Short exercise
Pictures stay out of the copy; set down each line of the listing below exactly.

===

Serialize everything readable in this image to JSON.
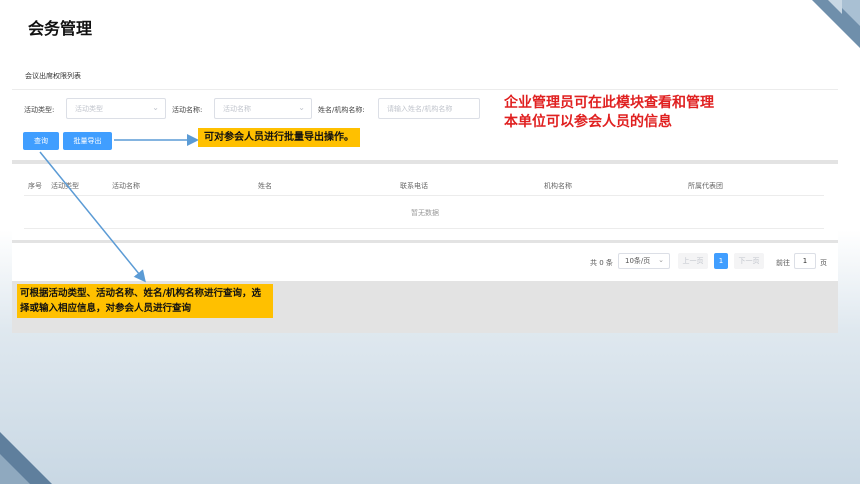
{
  "slide": {
    "title": "会务管理"
  },
  "card": {
    "title": "会议出席权限列表"
  },
  "filters": {
    "activity_type": {
      "label": "活动类型:",
      "placeholder": "活动类型"
    },
    "activity_name": {
      "label": "活动名称:",
      "placeholder": "活动名称"
    },
    "org_name": {
      "label": "姓名/机构名称:",
      "placeholder": "请输入姓名/机构名称"
    }
  },
  "buttons": {
    "query": "查询",
    "batch_export": "批量导出"
  },
  "table": {
    "columns": [
      "序号",
      "活动类型",
      "活动名称",
      "姓名",
      "联系电话",
      "机构名称",
      "所属代表团"
    ],
    "empty_text": "暂无数据"
  },
  "pagination": {
    "total": "共 0 条",
    "page_size": "10条/页",
    "prev": "上一页",
    "current_page": "1",
    "next": "下一页",
    "goto_label": "前往",
    "goto_value": "1",
    "page_unit": "页"
  },
  "annotations": {
    "main": "企业管理员可在此模块查看和管理本单位可以参会人员的信息",
    "export_note": "可对参会人员进行批量导出操作。",
    "query_note": "可根据活动类型、活动名称、姓名/机构名称进行查询，选择或输入相应信息，对参会人员进行查询"
  },
  "colors": {
    "primary": "#409eff",
    "annotation_red": "#e02020",
    "callout_bg": "#ffc000",
    "arrow": "#5b9bd5"
  }
}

===

Answer to this exercise
Serialize everything readable in this image to JSON.
{
  "slide": {
    "title": "会务管理"
  },
  "card": {
    "title": "会议出席权限列表"
  },
  "filters": {
    "activity_type": {
      "label": "活动类型:",
      "placeholder": "活动类型"
    },
    "activity_name": {
      "label": "活动名称:",
      "placeholder": "活动名称"
    },
    "org_name": {
      "label": "姓名/机构名称:",
      "placeholder": "请输入姓名/机构名称"
    }
  },
  "buttons": {
    "query": "查询",
    "batch_export": "批量导出"
  },
  "table": {
    "columns": [
      "序号",
      "活动类型",
      "活动名称",
      "姓名",
      "联系电话",
      "机构名称",
      "所属代表团"
    ],
    "empty_text": "暂无数据"
  },
  "pagination": {
    "total": "共 0 条",
    "page_size": "10条/页",
    "prev": "上一页",
    "current_page": "1",
    "next": "下一页",
    "goto_label": "前往",
    "goto_value": "1",
    "page_unit": "页"
  },
  "annotations": {
    "main": "企业管理员可在此模块查看和管理本单位可以参会人员的信息",
    "export_note": "可对参会人员进行批量导出操作。",
    "query_note": "可根据活动类型、活动名称、姓名/机构名称进行查询，选择或输入相应信息，对参会人员进行查询"
  },
  "colors": {
    "primary": "#409eff",
    "annotation_red": "#e02020",
    "callout_bg": "#ffc000",
    "arrow": "#5b9bd5"
  }
}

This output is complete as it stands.